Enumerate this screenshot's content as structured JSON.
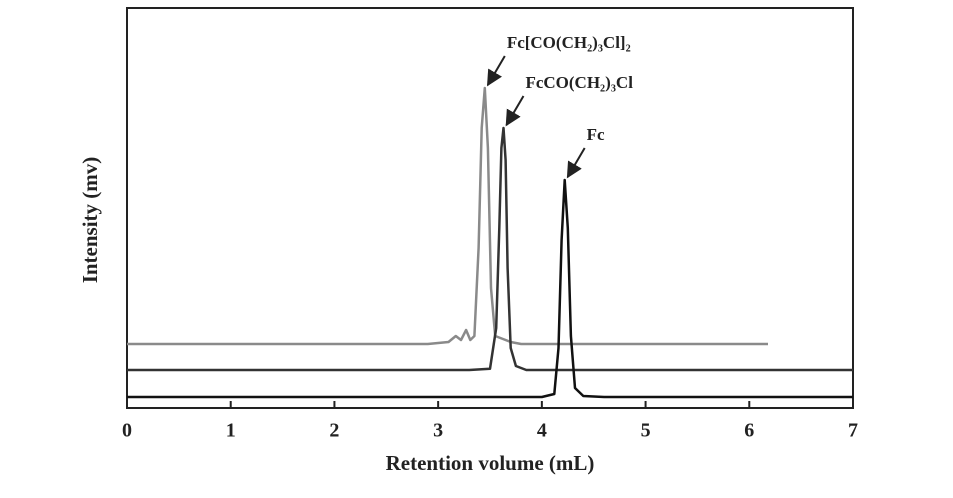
{
  "chart_data": {
    "type": "line",
    "x_label": "Retention volume (mL)",
    "y_label": "Intensity (mv)",
    "xlim": [
      0,
      7
    ],
    "xticks": [
      0,
      1,
      2,
      3,
      4,
      5,
      6,
      7
    ],
    "ylim": [
      0,
      100
    ],
    "series": [
      {
        "name": "Fc[CO(CH₂)₃Cl]₂",
        "color": "#8a8a8a",
        "x": [
          0,
          2.9,
          3.1,
          3.17,
          3.22,
          3.27,
          3.31,
          3.35,
          3.39,
          3.42,
          3.45,
          3.48,
          3.51,
          3.55,
          3.6,
          3.7,
          3.8,
          6.18
        ],
        "values": [
          16,
          16,
          16.5,
          18,
          17,
          19.5,
          17,
          18,
          40,
          70,
          80,
          65,
          30,
          18,
          17.5,
          16.5,
          16,
          16
        ]
      },
      {
        "name": "FcCO(CH₂)₃Cl",
        "color": "#333333",
        "x": [
          0,
          3.3,
          3.5,
          3.56,
          3.59,
          3.61,
          3.63,
          3.65,
          3.67,
          3.7,
          3.75,
          3.85,
          7
        ],
        "values": [
          9.5,
          9.5,
          9.8,
          20,
          45,
          65,
          70,
          62,
          35,
          15,
          10.5,
          9.5,
          9.5
        ]
      },
      {
        "name": "Fc",
        "color": "#111111",
        "x": [
          0,
          4.0,
          4.12,
          4.16,
          4.19,
          4.22,
          4.25,
          4.28,
          4.32,
          4.4,
          4.6,
          7
        ],
        "values": [
          2.75,
          2.75,
          3.5,
          15,
          42,
          57,
          45,
          18,
          5,
          3,
          2.75,
          2.75
        ]
      }
    ]
  }
}
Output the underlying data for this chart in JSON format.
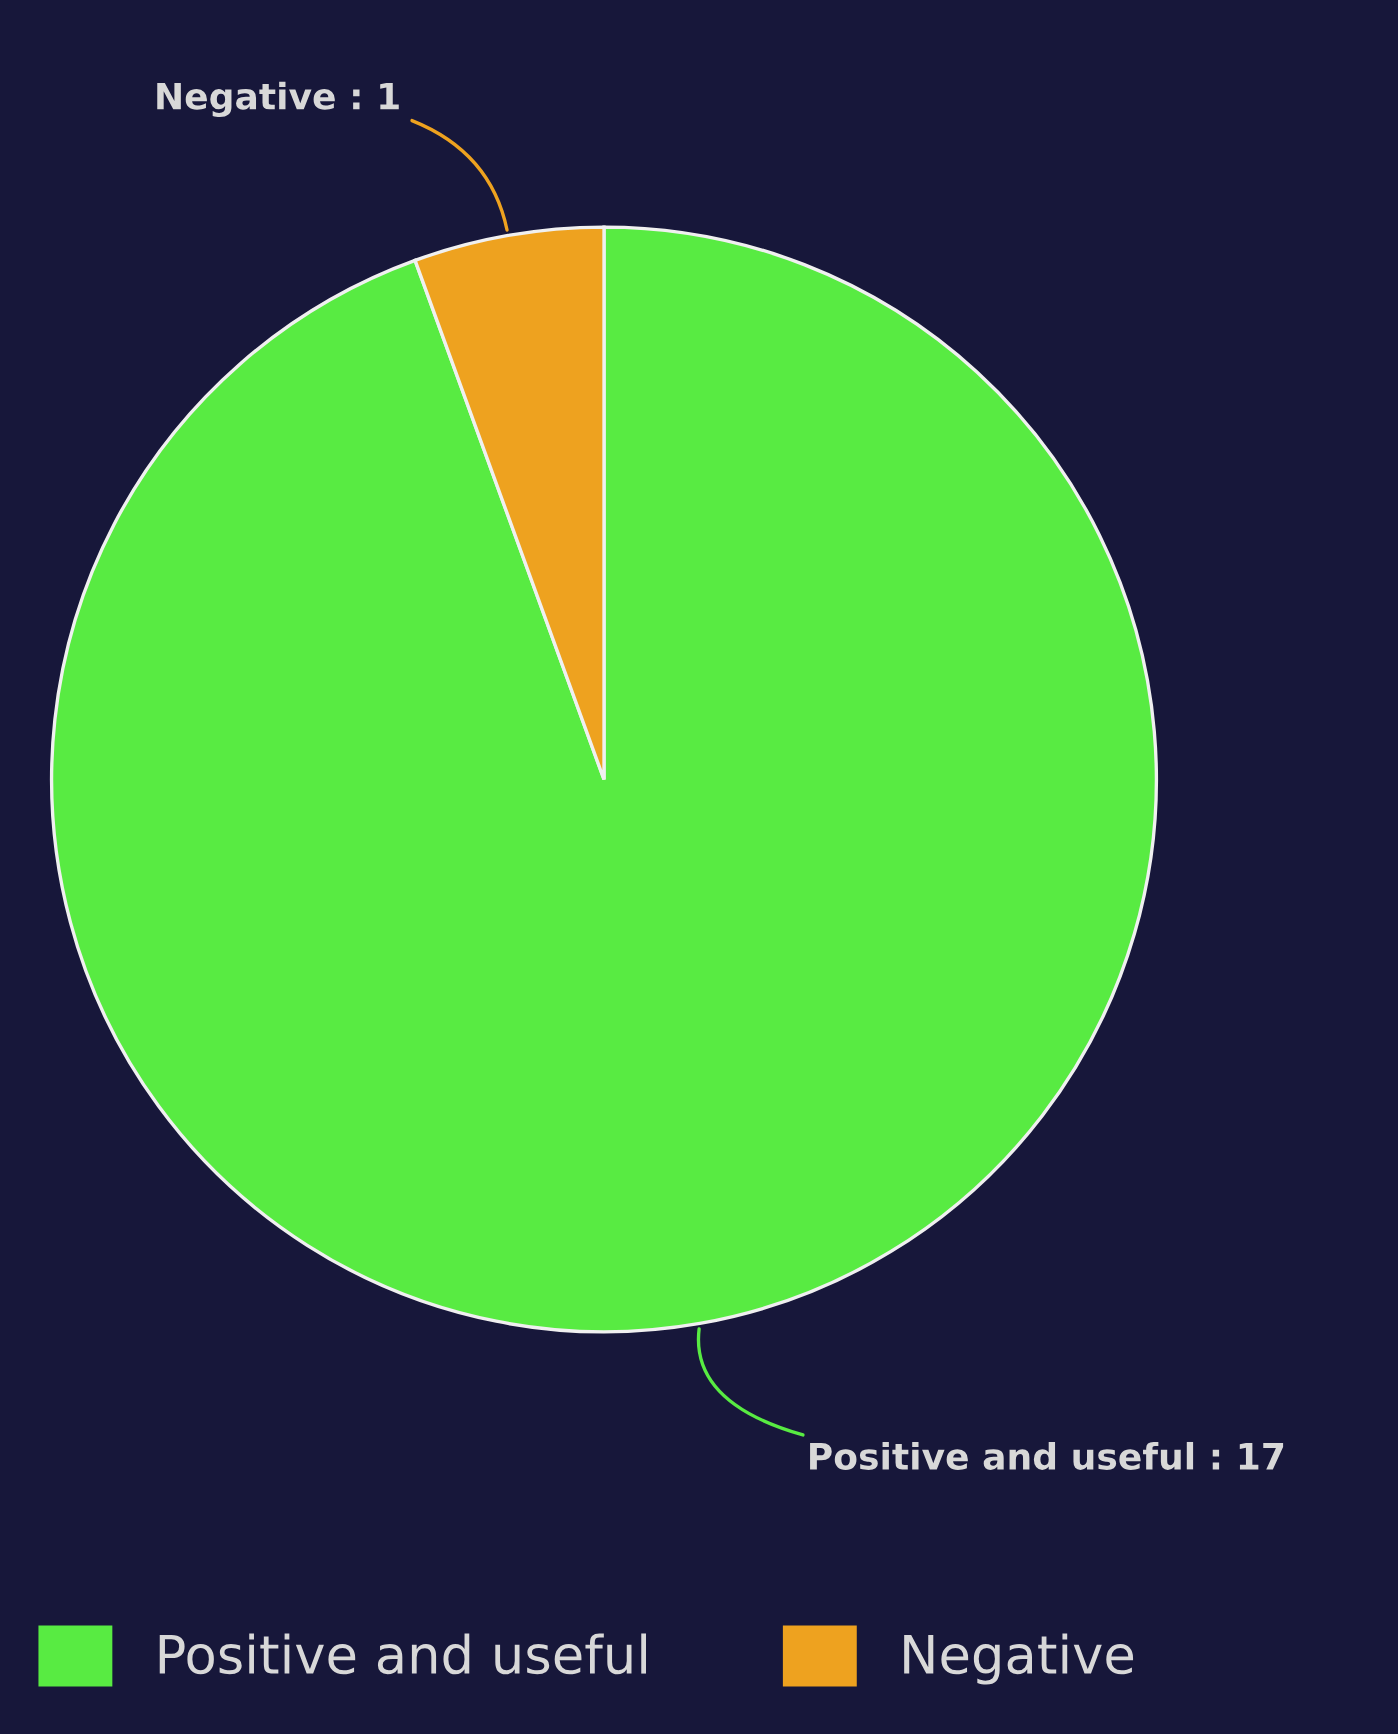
{
  "chart_data": {
    "type": "pie",
    "categories": [
      "Positive and useful",
      "Negative"
    ],
    "values": [
      17,
      1
    ],
    "colors": [
      "#58eb42",
      "#eea21f"
    ],
    "value_labels": [
      "Positive and useful : 17",
      "Negative : 1"
    ],
    "legend": "bottom"
  }
}
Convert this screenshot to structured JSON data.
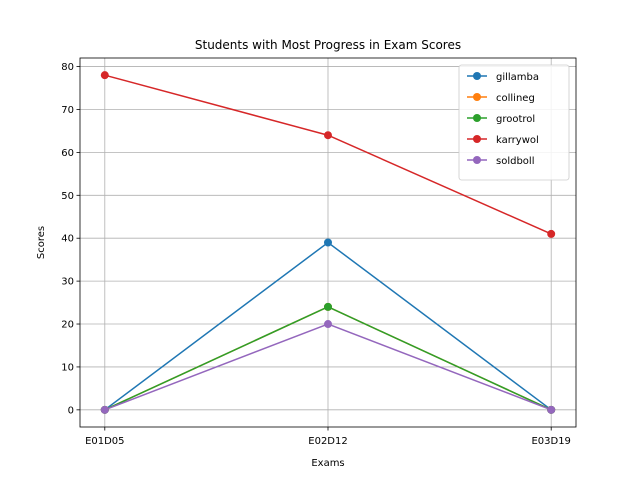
{
  "chart_data": {
    "type": "line",
    "title": "Students with Most Progress in Exam Scores",
    "xlabel": "Exams",
    "ylabel": "Scores",
    "categories": [
      "E01D05",
      "E02D12",
      "E03D19"
    ],
    "ylim": [
      -4,
      82
    ],
    "yticks": [
      0,
      10,
      20,
      30,
      40,
      50,
      60,
      70,
      80
    ],
    "grid": true,
    "legend_position": "top-right",
    "series": [
      {
        "name": "gillamba",
        "color": "#1f77b4",
        "values": [
          0,
          39,
          0
        ]
      },
      {
        "name": "collineg",
        "color": "#ff7f0e",
        "values": [
          0,
          24,
          0
        ]
      },
      {
        "name": "grootrol",
        "color": "#2ca02c",
        "values": [
          0,
          24,
          0
        ]
      },
      {
        "name": "karrywol",
        "color": "#d62728",
        "values": [
          78,
          64,
          41
        ]
      },
      {
        "name": "soldboll",
        "color": "#9467bd",
        "values": [
          0,
          20,
          0
        ]
      }
    ]
  }
}
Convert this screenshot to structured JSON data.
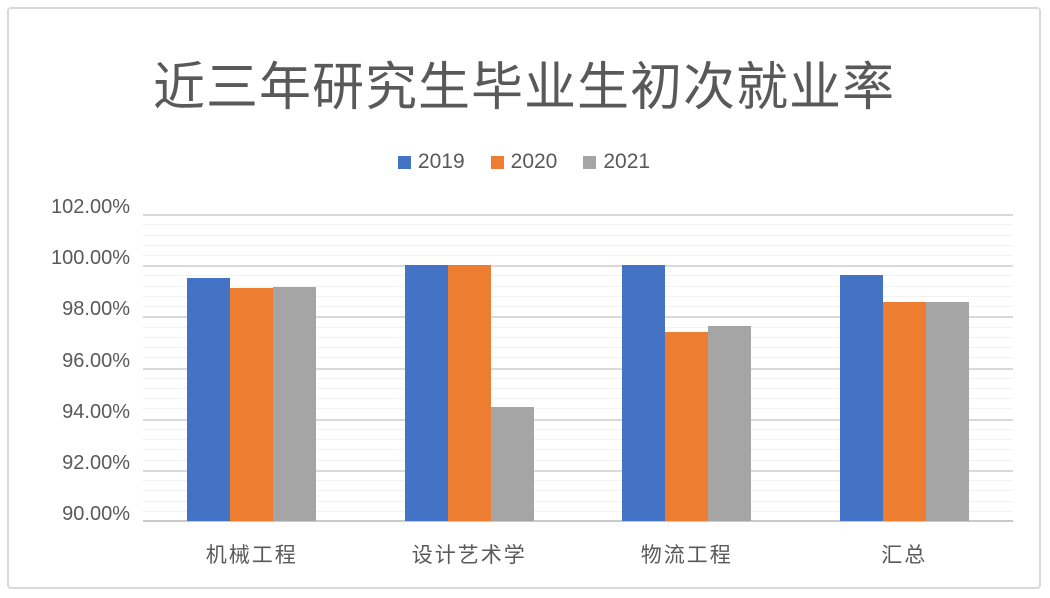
{
  "chart_data": {
    "type": "bar",
    "title": "近三年研究生毕业生初次就业率",
    "categories": [
      "机械工程",
      "设计艺术学",
      "物流工程",
      "汇总"
    ],
    "series": [
      {
        "name": "2019",
        "color": "#4472C4",
        "values": [
          99.5,
          100.0,
          100.0,
          99.6
        ]
      },
      {
        "name": "2020",
        "color": "#ED7D31",
        "values": [
          99.1,
          100.0,
          97.37,
          98.57
        ]
      },
      {
        "name": "2021",
        "color": "#A5A5A5",
        "values": [
          99.13,
          94.44,
          97.62,
          98.57
        ]
      }
    ],
    "ylabel": "",
    "xlabel": "",
    "ylim": [
      90,
      102
    ],
    "y_major_unit": 2,
    "y_minor_unit": 0.4,
    "y_ticks": [
      "102.00%",
      "100.00%",
      "98.00%",
      "96.00%",
      "94.00%",
      "92.00%",
      "90.00%"
    ],
    "legend_position": "top",
    "grid": true
  },
  "colors": {
    "title_text": "#595959",
    "axis_text": "#595959",
    "major_gridline": "#d9d9d9",
    "minor_gridline": "#f2f2f2",
    "axis_line": "#c9c9c9",
    "frame_border": "#d9d9d9",
    "background": "#ffffff"
  }
}
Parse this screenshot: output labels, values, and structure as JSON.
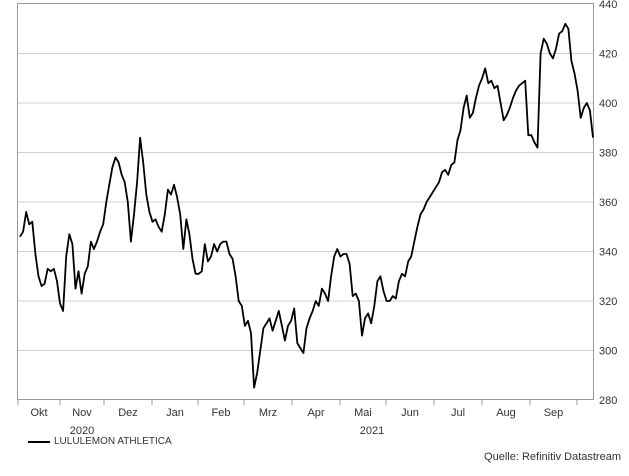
{
  "chart_data": {
    "type": "line",
    "legend_position": "bottom-left",
    "grid": "horizontal",
    "ylim": [
      280,
      440
    ],
    "y_axis_side": "right",
    "y_ticks": [
      "280",
      "300",
      "320",
      "340",
      "360",
      "380",
      "400",
      "420",
      "440"
    ],
    "x_tick_labels": [
      "Okt",
      "Nov",
      "Dez",
      "Jan",
      "Feb",
      "Mrz",
      "Apr",
      "Mai",
      "Jun",
      "Jul",
      "Aug",
      "Sep"
    ],
    "year_labels": [
      "2020",
      "2021"
    ],
    "series": [
      {
        "name": "LULULEMON ATHLETICA",
        "color": "#000000",
        "values": [
          346,
          348,
          356,
          351,
          352,
          339,
          330,
          326,
          327,
          333,
          332,
          333,
          328,
          319,
          316,
          338,
          347,
          343,
          325,
          332,
          323,
          331,
          334,
          344,
          341,
          344,
          348,
          351,
          360,
          367,
          374,
          378,
          376,
          371,
          368,
          360,
          344,
          355,
          368,
          386,
          376,
          363,
          356,
          352,
          353,
          350,
          348,
          355,
          365,
          363,
          367,
          362,
          355,
          341,
          353,
          347,
          337,
          331,
          331,
          332,
          343,
          336,
          338,
          343,
          340,
          343,
          344,
          344,
          339,
          337,
          330,
          320,
          318,
          310,
          312,
          307,
          285,
          291,
          300,
          309,
          311,
          313,
          308,
          312,
          316,
          310,
          304,
          310,
          312,
          317,
          303,
          301,
          299,
          309,
          313,
          316,
          320,
          318,
          325,
          323,
          320,
          330,
          338,
          341,
          338,
          339,
          339,
          335,
          322,
          323,
          320,
          306,
          313,
          315,
          311,
          318,
          328,
          330,
          324,
          320,
          320,
          322,
          321,
          328,
          331,
          330,
          336,
          338,
          344,
          350,
          355,
          357,
          360,
          362,
          364,
          366,
          368,
          372,
          373,
          371,
          375,
          376,
          385,
          389,
          398,
          403,
          394,
          396,
          402,
          407,
          410,
          414,
          408,
          409,
          406,
          407,
          400,
          393,
          395,
          398,
          402,
          405,
          407,
          408,
          409,
          387,
          387,
          384,
          382,
          420,
          426,
          424,
          420,
          418,
          422,
          428,
          429,
          432,
          430,
          417,
          412,
          405,
          394,
          398,
          400,
          397,
          386
        ]
      }
    ]
  },
  "legend": {
    "label": "LULULEMON ATHLETICA"
  },
  "source": {
    "text": "Quelle: Refinitiv Datastream"
  }
}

-=-=-

**WHAT THE TASK ASKS**
Give back every line exactly as it stands, pictures excluded.

**FINAL ANSWER**
Enumerate this screenshot's content as structured JSON.
{
  "chart_data": {
    "type": "line",
    "x_label": "Retention volume (mL)",
    "y_label": "Intensity (mv)",
    "xlim": [
      0,
      7
    ],
    "xticks": [
      0,
      1,
      2,
      3,
      4,
      5,
      6,
      7
    ],
    "ylim": [
      0,
      100
    ],
    "series": [
      {
        "name": "Fc[CO(CH₂)₃Cl]₂",
        "color": "#8a8a8a",
        "x": [
          0,
          2.9,
          3.1,
          3.17,
          3.22,
          3.27,
          3.31,
          3.35,
          3.39,
          3.42,
          3.45,
          3.48,
          3.51,
          3.55,
          3.6,
          3.7,
          3.8,
          6.18
        ],
        "values": [
          16,
          16,
          16.5,
          18,
          17,
          19.5,
          17,
          18,
          40,
          70,
          80,
          65,
          30,
          18,
          17.5,
          16.5,
          16,
          16
        ]
      },
      {
        "name": "FcCO(CH₂)₃Cl",
        "color": "#333333",
        "x": [
          0,
          3.3,
          3.5,
          3.56,
          3.59,
          3.61,
          3.63,
          3.65,
          3.67,
          3.7,
          3.75,
          3.85,
          7
        ],
        "values": [
          9.5,
          9.5,
          9.8,
          20,
          45,
          65,
          70,
          62,
          35,
          15,
          10.5,
          9.5,
          9.5
        ]
      },
      {
        "name": "Fc",
        "color": "#111111",
        "x": [
          0,
          4.0,
          4.12,
          4.16,
          4.19,
          4.22,
          4.25,
          4.28,
          4.32,
          4.4,
          4.6,
          7
        ],
        "values": [
          2.75,
          2.75,
          3.5,
          15,
          42,
          57,
          45,
          18,
          5,
          3,
          2.75,
          2.75
        ]
      }
    ]
  }
}
Output the underlying data for this chart in JSON format.
{
  "chart_data": {
    "type": "pie",
    "categories": [
      "Positive and useful",
      "Negative"
    ],
    "values": [
      17,
      1
    ],
    "colors": [
      "#58eb42",
      "#eea21f"
    ],
    "value_labels": [
      "Positive and useful : 17",
      "Negative : 1"
    ],
    "legend": "bottom"
  }
}
Convert this screenshot to structured JSON data.
{
  "chart_data": {
    "type": "line",
    "title": "Students with Most Progress in Exam Scores",
    "xlabel": "Exams",
    "ylabel": "Scores",
    "categories": [
      "E01D05",
      "E02D12",
      "E03D19"
    ],
    "ylim": [
      -4,
      82
    ],
    "yticks": [
      0,
      10,
      20,
      30,
      40,
      50,
      60,
      70,
      80
    ],
    "grid": true,
    "legend_position": "top-right",
    "series": [
      {
        "name": "gillamba",
        "color": "#1f77b4",
        "values": [
          0,
          39,
          0
        ]
      },
      {
        "name": "collineg",
        "color": "#ff7f0e",
        "values": [
          0,
          24,
          0
        ]
      },
      {
        "name": "grootrol",
        "color": "#2ca02c",
        "values": [
          0,
          24,
          0
        ]
      },
      {
        "name": "karrywol",
        "color": "#d62728",
        "values": [
          78,
          64,
          41
        ]
      },
      {
        "name": "soldboll",
        "color": "#9467bd",
        "values": [
          0,
          20,
          0
        ]
      }
    ]
  }
}
Convert this screenshot to structured JSON data.
{
  "chart_data": {
    "type": "bar",
    "title": "近三年研究生毕业生初次就业率",
    "categories": [
      "机械工程",
      "设计艺术学",
      "物流工程",
      "汇总"
    ],
    "series": [
      {
        "name": "2019",
        "color": "#4472C4",
        "values": [
          99.5,
          100.0,
          100.0,
          99.6
        ]
      },
      {
        "name": "2020",
        "color": "#ED7D31",
        "values": [
          99.1,
          100.0,
          97.37,
          98.57
        ]
      },
      {
        "name": "2021",
        "color": "#A5A5A5",
        "values": [
          99.13,
          94.44,
          97.62,
          98.57
        ]
      }
    ],
    "ylabel": "",
    "xlabel": "",
    "ylim": [
      90,
      102
    ],
    "y_major_unit": 2,
    "y_minor_unit": 0.4,
    "y_ticks": [
      "102.00%",
      "100.00%",
      "98.00%",
      "96.00%",
      "94.00%",
      "92.00%",
      "90.00%"
    ],
    "legend_position": "top",
    "grid": true
  },
  "colors": {
    "title_text": "#595959",
    "axis_text": "#595959",
    "major_gridline": "#d9d9d9",
    "minor_gridline": "#f2f2f2",
    "axis_line": "#c9c9c9",
    "frame_border": "#d9d9d9",
    "background": "#ffffff"
  }
}
Parse this screenshot: output labels, values, and structure as JSON.
{
  "chart_data": {
    "type": "line",
    "legend_position": "bottom-left",
    "grid": "horizontal",
    "ylim": [
      280,
      440
    ],
    "y_axis_side": "right",
    "y_ticks": [
      "280",
      "300",
      "320",
      "340",
      "360",
      "380",
      "400",
      "420",
      "440"
    ],
    "x_tick_labels": [
      "Okt",
      "Nov",
      "Dez",
      "Jan",
      "Feb",
      "Mrz",
      "Apr",
      "Mai",
      "Jun",
      "Jul",
      "Aug",
      "Sep"
    ],
    "year_labels": [
      "2020",
      "2021"
    ],
    "series": [
      {
        "name": "LULULEMON ATHLETICA",
        "color": "#000000",
        "values": [
          346,
          348,
          356,
          351,
          352,
          339,
          330,
          326,
          327,
          333,
          332,
          333,
          328,
          319,
          316,
          338,
          347,
          343,
          325,
          332,
          323,
          331,
          334,
          344,
          341,
          344,
          348,
          351,
          360,
          367,
          374,
          378,
          376,
          371,
          368,
          360,
          344,
          355,
          368,
          386,
          376,
          363,
          356,
          352,
          353,
          350,
          348,
          355,
          365,
          363,
          367,
          362,
          355,
          341,
          353,
          347,
          337,
          331,
          331,
          332,
          343,
          336,
          338,
          343,
          340,
          343,
          344,
          344,
          339,
          337,
          330,
          320,
          318,
          310,
          312,
          307,
          285,
          291,
          300,
          309,
          311,
          313,
          308,
          312,
          316,
          310,
          304,
          310,
          312,
          317,
          303,
          301,
          299,
          309,
          313,
          316,
          320,
          318,
          325,
          323,
          320,
          330,
          338,
          341,
          338,
          339,
          339,
          335,
          322,
          323,
          320,
          306,
          313,
          315,
          311,
          318,
          328,
          330,
          324,
          320,
          320,
          322,
          321,
          328,
          331,
          330,
          336,
          338,
          344,
          350,
          355,
          357,
          360,
          362,
          364,
          366,
          368,
          372,
          373,
          371,
          375,
          376,
          385,
          389,
          398,
          403,
          394,
          396,
          402,
          407,
          410,
          414,
          408,
          409,
          406,
          407,
          400,
          393,
          395,
          398,
          402,
          405,
          407,
          408,
          409,
          387,
          387,
          384,
          382,
          420,
          426,
          424,
          420,
          418,
          422,
          428,
          429,
          432,
          430,
          417,
          412,
          405,
          394,
          398,
          400,
          397,
          386
        ]
      }
    ]
  },
  "legend": {
    "label": "LULULEMON ATHLETICA"
  },
  "source": {
    "text": "Quelle: Refinitiv Datastream"
  }
}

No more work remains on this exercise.